- [Exercise task]:
Output every line below without omitting or altering anything.
[BEGIN Records for processing]
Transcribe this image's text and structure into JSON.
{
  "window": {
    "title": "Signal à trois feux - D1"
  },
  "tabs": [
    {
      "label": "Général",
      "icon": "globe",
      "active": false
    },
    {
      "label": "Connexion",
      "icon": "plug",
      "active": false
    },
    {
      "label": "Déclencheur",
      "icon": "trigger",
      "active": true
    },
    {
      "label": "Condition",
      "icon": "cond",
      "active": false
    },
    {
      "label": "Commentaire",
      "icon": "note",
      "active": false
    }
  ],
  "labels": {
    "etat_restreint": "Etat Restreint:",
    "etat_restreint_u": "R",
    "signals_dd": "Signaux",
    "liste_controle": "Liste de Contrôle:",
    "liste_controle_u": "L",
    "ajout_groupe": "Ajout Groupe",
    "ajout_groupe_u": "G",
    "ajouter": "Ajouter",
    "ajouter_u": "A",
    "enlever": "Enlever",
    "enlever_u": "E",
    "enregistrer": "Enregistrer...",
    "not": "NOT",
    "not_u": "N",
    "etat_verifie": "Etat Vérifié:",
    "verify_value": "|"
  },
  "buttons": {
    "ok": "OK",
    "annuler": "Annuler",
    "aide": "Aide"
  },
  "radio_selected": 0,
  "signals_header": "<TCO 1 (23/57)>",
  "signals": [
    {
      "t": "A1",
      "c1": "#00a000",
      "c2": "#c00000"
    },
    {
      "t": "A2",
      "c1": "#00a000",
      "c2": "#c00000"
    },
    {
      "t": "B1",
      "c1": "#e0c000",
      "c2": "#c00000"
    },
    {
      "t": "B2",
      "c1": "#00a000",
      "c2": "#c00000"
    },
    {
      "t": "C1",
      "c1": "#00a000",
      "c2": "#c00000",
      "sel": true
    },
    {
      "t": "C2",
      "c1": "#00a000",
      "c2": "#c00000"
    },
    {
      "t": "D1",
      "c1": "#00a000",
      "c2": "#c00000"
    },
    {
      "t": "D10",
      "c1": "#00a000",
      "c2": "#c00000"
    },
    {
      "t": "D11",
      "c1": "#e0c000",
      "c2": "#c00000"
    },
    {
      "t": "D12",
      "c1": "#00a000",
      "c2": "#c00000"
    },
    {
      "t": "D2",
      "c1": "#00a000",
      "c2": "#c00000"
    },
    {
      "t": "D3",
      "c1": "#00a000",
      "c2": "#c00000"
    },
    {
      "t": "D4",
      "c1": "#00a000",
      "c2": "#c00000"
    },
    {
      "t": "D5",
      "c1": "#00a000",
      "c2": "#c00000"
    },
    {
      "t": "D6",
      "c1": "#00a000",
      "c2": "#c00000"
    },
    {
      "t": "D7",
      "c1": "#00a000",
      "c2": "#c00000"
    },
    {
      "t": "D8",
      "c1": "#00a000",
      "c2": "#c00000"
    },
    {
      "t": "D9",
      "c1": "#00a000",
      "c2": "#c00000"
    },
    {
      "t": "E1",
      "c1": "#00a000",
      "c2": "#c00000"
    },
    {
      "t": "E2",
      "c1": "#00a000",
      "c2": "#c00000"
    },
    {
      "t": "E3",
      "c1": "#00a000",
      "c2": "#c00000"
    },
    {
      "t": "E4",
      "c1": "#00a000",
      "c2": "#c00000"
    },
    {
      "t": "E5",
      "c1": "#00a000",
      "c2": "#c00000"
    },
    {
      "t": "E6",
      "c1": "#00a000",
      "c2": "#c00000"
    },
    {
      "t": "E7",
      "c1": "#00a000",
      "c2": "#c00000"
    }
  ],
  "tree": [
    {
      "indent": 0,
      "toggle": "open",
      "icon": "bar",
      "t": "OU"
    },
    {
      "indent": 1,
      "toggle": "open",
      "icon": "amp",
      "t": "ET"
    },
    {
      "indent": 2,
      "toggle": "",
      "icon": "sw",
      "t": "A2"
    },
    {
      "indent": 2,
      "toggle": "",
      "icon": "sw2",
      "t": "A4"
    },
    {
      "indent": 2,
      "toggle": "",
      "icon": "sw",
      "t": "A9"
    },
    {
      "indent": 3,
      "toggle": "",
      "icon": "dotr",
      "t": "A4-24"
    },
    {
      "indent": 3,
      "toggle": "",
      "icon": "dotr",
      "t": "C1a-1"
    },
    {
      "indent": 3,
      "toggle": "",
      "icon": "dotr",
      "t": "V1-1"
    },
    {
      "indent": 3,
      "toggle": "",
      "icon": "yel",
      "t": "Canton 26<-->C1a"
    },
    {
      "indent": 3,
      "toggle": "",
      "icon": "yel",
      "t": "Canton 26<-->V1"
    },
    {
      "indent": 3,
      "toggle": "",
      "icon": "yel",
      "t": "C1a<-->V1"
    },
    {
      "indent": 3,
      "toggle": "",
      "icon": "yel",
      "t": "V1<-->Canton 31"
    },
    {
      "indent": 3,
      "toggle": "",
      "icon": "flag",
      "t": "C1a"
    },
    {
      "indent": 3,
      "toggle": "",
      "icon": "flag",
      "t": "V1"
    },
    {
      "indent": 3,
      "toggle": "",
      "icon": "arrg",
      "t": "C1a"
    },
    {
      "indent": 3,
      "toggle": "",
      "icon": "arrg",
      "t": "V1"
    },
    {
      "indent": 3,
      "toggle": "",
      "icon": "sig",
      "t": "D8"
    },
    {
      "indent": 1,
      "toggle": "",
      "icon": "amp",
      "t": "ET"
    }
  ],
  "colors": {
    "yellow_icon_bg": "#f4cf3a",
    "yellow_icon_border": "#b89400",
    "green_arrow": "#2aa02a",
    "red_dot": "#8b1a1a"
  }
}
[END Records for processing]
- [Response for this exercise]:
Transcribe this image's text and structure into JSON.
{
  "window": {
    "title": "Signal à trois feux - D1"
  },
  "tabs": [
    {
      "label": "Général",
      "icon": "globe",
      "active": false
    },
    {
      "label": "Connexion",
      "icon": "plug",
      "active": false
    },
    {
      "label": "Déclencheur",
      "icon": "trigger",
      "active": true
    },
    {
      "label": "Condition",
      "icon": "cond",
      "active": false
    },
    {
      "label": "Commentaire",
      "icon": "note",
      "active": false
    }
  ],
  "labels": {
    "etat_restreint": "Etat Restreint:",
    "etat_restreint_u": "R",
    "signals_dd": "Signaux",
    "liste_controle": "Liste de Contrôle:",
    "liste_controle_u": "L",
    "ajout_groupe": "Ajout Groupe",
    "ajout_groupe_u": "G",
    "ajouter": "Ajouter",
    "ajouter_u": "A",
    "enlever": "Enlever",
    "enlever_u": "E",
    "enregistrer": "Enregistrer...",
    "not": "NOT",
    "not_u": "N",
    "etat_verifie": "Etat Vérifié:",
    "verify_value": "|"
  },
  "buttons": {
    "ok": "OK",
    "annuler": "Annuler",
    "aide": "Aide"
  },
  "radio_selected": 0,
  "signals_header": "<TCO 1 (23/57)>",
  "signals": [
    {
      "t": "A1",
      "c1": "#00a000",
      "c2": "#c00000"
    },
    {
      "t": "A2",
      "c1": "#00a000",
      "c2": "#c00000"
    },
    {
      "t": "B1",
      "c1": "#e0c000",
      "c2": "#c00000"
    },
    {
      "t": "B2",
      "c1": "#00a000",
      "c2": "#c00000"
    },
    {
      "t": "C1",
      "c1": "#00a000",
      "c2": "#c00000",
      "sel": true
    },
    {
      "t": "C2",
      "c1": "#00a000",
      "c2": "#c00000"
    },
    {
      "t": "D1",
      "c1": "#00a000",
      "c2": "#c00000"
    },
    {
      "t": "D10",
      "c1": "#00a000",
      "c2": "#c00000"
    },
    {
      "t": "D11",
      "c1": "#e0c000",
      "c2": "#c00000"
    },
    {
      "t": "D12",
      "c1": "#00a000",
      "c2": "#c00000"
    },
    {
      "t": "D2",
      "c1": "#00a000",
      "c2": "#c00000"
    },
    {
      "t": "D3",
      "c1": "#00a000",
      "c2": "#c00000"
    },
    {
      "t": "D4",
      "c1": "#00a000",
      "c2": "#c00000"
    },
    {
      "t": "D5",
      "c1": "#00a000",
      "c2": "#c00000"
    },
    {
      "t": "D6",
      "c1": "#00a000",
      "c2": "#c00000"
    },
    {
      "t": "D7",
      "c1": "#00a000",
      "c2": "#c00000"
    },
    {
      "t": "D8",
      "c1": "#00a000",
      "c2": "#c00000"
    },
    {
      "t": "D9",
      "c1": "#00a000",
      "c2": "#c00000"
    },
    {
      "t": "E1",
      "c1": "#00a000",
      "c2": "#c00000"
    },
    {
      "t": "E2",
      "c1": "#00a000",
      "c2": "#c00000"
    },
    {
      "t": "E3",
      "c1": "#00a000",
      "c2": "#c00000"
    },
    {
      "t": "E4",
      "c1": "#00a000",
      "c2": "#c00000"
    },
    {
      "t": "E5",
      "c1": "#00a000",
      "c2": "#c00000"
    },
    {
      "t": "E6",
      "c1": "#00a000",
      "c2": "#c00000"
    },
    {
      "t": "E7",
      "c1": "#00a000",
      "c2": "#c00000"
    }
  ],
  "tree": [
    {
      "indent": 0,
      "toggle": "open",
      "icon": "bar",
      "t": "OU"
    },
    {
      "indent": 1,
      "toggle": "open",
      "icon": "amp",
      "t": "ET"
    },
    {
      "indent": 2,
      "toggle": "",
      "icon": "sw",
      "t": "A2"
    },
    {
      "indent": 2,
      "toggle": "",
      "icon": "sw2",
      "t": "A4"
    },
    {
      "indent": 2,
      "toggle": "",
      "icon": "sw",
      "t": "A9"
    },
    {
      "indent": 3,
      "toggle": "",
      "icon": "dotr",
      "t": "A4-24"
    },
    {
      "indent": 3,
      "toggle": "",
      "icon": "dotr",
      "t": "C1a-1"
    },
    {
      "indent": 3,
      "toggle": "",
      "icon": "dotr",
      "t": "V1-1"
    },
    {
      "indent": 3,
      "toggle": "",
      "icon": "yel",
      "t": "Canton 26<-->C1a"
    },
    {
      "indent": 3,
      "toggle": "",
      "icon": "yel",
      "t": "Canton 26<-->V1"
    },
    {
      "indent": 3,
      "toggle": "",
      "icon": "yel",
      "t": "C1a<-->V1"
    },
    {
      "indent": 3,
      "toggle": "",
      "icon": "yel",
      "t": "V1<-->Canton 31"
    },
    {
      "indent": 3,
      "toggle": "",
      "icon": "flag",
      "t": "C1a"
    },
    {
      "indent": 3,
      "toggle": "",
      "icon": "flag",
      "t": "V1"
    },
    {
      "indent": 3,
      "toggle": "",
      "icon": "arrg",
      "t": "C1a"
    },
    {
      "indent": 3,
      "toggle": "",
      "icon": "arrg",
      "t": "V1"
    },
    {
      "indent": 3,
      "toggle": "",
      "icon": "sig",
      "t": "D8"
    },
    {
      "indent": 1,
      "toggle": "",
      "icon": "amp",
      "t": "ET"
    }
  ],
  "colors": {
    "yellow_icon_bg": "#f4cf3a",
    "yellow_icon_border": "#b89400",
    "green_arrow": "#2aa02a",
    "red_dot": "#8b1a1a"
  }
}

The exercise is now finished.